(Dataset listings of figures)
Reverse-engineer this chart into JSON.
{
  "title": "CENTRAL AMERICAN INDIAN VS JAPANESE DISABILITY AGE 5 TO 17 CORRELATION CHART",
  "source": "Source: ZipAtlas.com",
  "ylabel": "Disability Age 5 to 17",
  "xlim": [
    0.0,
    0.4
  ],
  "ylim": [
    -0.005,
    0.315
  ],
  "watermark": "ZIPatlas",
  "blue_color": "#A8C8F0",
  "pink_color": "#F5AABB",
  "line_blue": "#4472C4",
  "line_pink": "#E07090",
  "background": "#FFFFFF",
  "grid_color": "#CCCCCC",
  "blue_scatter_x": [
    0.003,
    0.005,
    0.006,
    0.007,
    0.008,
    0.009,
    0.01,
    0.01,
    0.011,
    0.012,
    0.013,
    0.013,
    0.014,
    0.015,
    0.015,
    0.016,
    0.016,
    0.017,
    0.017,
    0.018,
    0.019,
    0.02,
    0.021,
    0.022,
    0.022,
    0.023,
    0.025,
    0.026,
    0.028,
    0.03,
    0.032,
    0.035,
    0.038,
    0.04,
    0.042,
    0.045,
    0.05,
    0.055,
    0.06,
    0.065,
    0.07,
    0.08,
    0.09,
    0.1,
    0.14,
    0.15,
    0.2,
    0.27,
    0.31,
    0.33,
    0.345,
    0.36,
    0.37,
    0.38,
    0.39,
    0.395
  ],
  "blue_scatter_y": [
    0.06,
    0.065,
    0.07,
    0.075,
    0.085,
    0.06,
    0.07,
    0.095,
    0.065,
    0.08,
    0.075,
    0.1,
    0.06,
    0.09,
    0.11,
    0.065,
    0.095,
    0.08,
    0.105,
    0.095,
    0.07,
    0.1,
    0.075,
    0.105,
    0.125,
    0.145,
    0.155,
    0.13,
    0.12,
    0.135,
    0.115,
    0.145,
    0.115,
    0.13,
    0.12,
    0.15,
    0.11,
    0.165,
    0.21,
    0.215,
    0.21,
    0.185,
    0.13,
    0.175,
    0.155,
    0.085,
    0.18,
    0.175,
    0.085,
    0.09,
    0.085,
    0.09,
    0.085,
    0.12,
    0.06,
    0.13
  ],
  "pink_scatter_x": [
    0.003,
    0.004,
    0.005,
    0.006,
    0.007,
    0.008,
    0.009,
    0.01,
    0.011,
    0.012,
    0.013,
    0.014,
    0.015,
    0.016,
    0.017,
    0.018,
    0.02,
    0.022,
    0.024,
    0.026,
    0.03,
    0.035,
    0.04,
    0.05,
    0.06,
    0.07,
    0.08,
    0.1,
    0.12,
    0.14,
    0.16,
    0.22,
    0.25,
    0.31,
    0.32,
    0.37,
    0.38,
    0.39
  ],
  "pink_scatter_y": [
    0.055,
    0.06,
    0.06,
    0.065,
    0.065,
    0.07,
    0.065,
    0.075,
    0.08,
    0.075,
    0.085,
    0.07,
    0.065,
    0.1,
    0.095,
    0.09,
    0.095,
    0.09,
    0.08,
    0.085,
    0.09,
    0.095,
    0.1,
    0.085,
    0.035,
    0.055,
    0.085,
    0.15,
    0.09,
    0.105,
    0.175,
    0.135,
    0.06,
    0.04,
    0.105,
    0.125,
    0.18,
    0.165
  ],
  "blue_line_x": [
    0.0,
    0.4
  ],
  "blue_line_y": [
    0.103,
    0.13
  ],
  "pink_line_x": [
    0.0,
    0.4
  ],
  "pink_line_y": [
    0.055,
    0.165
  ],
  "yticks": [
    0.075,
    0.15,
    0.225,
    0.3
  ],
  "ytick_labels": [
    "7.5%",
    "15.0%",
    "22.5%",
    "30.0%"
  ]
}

▶ _PROBLEM REQUIREMENTS_:
The records above must be output exactly, in full.

▶ _SOLUTION FOR THIS EXERCISE_:
Reverse-engineer this chart into JSON.
{
  "title": "CENTRAL AMERICAN INDIAN VS JAPANESE DISABILITY AGE 5 TO 17 CORRELATION CHART",
  "source": "Source: ZipAtlas.com",
  "ylabel": "Disability Age 5 to 17",
  "xlim": [
    0.0,
    0.4
  ],
  "ylim": [
    -0.005,
    0.315
  ],
  "watermark": "ZIPatlas",
  "blue_color": "#A8C8F0",
  "pink_color": "#F5AABB",
  "line_blue": "#4472C4",
  "line_pink": "#E07090",
  "background": "#FFFFFF",
  "grid_color": "#CCCCCC",
  "blue_scatter_x": [
    0.003,
    0.005,
    0.006,
    0.007,
    0.008,
    0.009,
    0.01,
    0.01,
    0.011,
    0.012,
    0.013,
    0.013,
    0.014,
    0.015,
    0.015,
    0.016,
    0.016,
    0.017,
    0.017,
    0.018,
    0.019,
    0.02,
    0.021,
    0.022,
    0.022,
    0.023,
    0.025,
    0.026,
    0.028,
    0.03,
    0.032,
    0.035,
    0.038,
    0.04,
    0.042,
    0.045,
    0.05,
    0.055,
    0.06,
    0.065,
    0.07,
    0.08,
    0.09,
    0.1,
    0.14,
    0.15,
    0.2,
    0.27,
    0.31,
    0.33,
    0.345,
    0.36,
    0.37,
    0.38,
    0.39,
    0.395
  ],
  "blue_scatter_y": [
    0.06,
    0.065,
    0.07,
    0.075,
    0.085,
    0.06,
    0.07,
    0.095,
    0.065,
    0.08,
    0.075,
    0.1,
    0.06,
    0.09,
    0.11,
    0.065,
    0.095,
    0.08,
    0.105,
    0.095,
    0.07,
    0.1,
    0.075,
    0.105,
    0.125,
    0.145,
    0.155,
    0.13,
    0.12,
    0.135,
    0.115,
    0.145,
    0.115,
    0.13,
    0.12,
    0.15,
    0.11,
    0.165,
    0.21,
    0.215,
    0.21,
    0.185,
    0.13,
    0.175,
    0.155,
    0.085,
    0.18,
    0.175,
    0.085,
    0.09,
    0.085,
    0.09,
    0.085,
    0.12,
    0.06,
    0.13
  ],
  "pink_scatter_x": [
    0.003,
    0.004,
    0.005,
    0.006,
    0.007,
    0.008,
    0.009,
    0.01,
    0.011,
    0.012,
    0.013,
    0.014,
    0.015,
    0.016,
    0.017,
    0.018,
    0.02,
    0.022,
    0.024,
    0.026,
    0.03,
    0.035,
    0.04,
    0.05,
    0.06,
    0.07,
    0.08,
    0.1,
    0.12,
    0.14,
    0.16,
    0.22,
    0.25,
    0.31,
    0.32,
    0.37,
    0.38,
    0.39
  ],
  "pink_scatter_y": [
    0.055,
    0.06,
    0.06,
    0.065,
    0.065,
    0.07,
    0.065,
    0.075,
    0.08,
    0.075,
    0.085,
    0.07,
    0.065,
    0.1,
    0.095,
    0.09,
    0.095,
    0.09,
    0.08,
    0.085,
    0.09,
    0.095,
    0.1,
    0.085,
    0.035,
    0.055,
    0.085,
    0.15,
    0.09,
    0.105,
    0.175,
    0.135,
    0.06,
    0.04,
    0.105,
    0.125,
    0.18,
    0.165
  ],
  "blue_line_x": [
    0.0,
    0.4
  ],
  "blue_line_y": [
    0.103,
    0.13
  ],
  "pink_line_x": [
    0.0,
    0.4
  ],
  "pink_line_y": [
    0.055,
    0.165
  ],
  "yticks": [
    0.075,
    0.15,
    0.225,
    0.3
  ],
  "ytick_labels": [
    "7.5%",
    "15.0%",
    "22.5%",
    "30.0%"
  ]
}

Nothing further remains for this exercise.